**** DATA EXCERPTS

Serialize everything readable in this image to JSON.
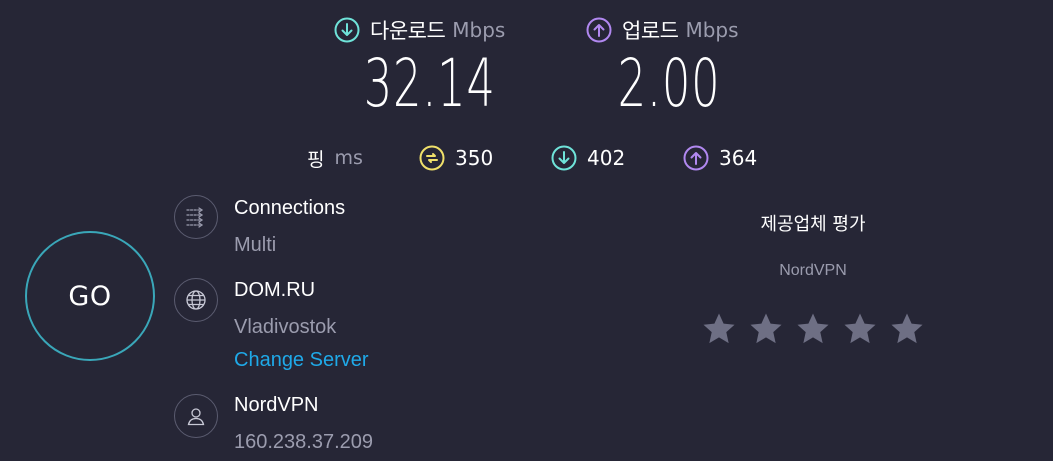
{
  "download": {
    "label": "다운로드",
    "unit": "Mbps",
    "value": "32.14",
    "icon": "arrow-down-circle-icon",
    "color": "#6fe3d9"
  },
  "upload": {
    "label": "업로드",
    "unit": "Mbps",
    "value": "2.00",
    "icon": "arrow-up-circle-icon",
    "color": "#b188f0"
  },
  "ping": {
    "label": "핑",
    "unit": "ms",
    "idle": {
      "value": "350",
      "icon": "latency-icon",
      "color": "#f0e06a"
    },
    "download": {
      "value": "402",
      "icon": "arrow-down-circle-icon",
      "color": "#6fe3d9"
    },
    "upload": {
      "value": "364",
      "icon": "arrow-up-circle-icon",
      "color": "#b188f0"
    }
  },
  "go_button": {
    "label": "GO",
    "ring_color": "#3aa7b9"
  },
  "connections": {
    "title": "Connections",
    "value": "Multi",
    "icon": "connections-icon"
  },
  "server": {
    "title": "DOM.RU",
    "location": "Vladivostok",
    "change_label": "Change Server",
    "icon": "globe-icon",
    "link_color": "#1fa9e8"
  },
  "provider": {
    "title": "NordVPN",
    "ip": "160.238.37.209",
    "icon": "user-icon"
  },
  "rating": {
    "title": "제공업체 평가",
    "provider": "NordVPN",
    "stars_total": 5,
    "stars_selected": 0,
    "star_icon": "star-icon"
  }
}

********

**TASK TO CARRY OUT:** In the entries above, find every line holding the word "title" and copy it out.

**EXERCISE ANSWER:**
    "title": "Connections",
    "title": "DOM.RU",
    "title": "NordVPN",
    "title": "제공업체 평가",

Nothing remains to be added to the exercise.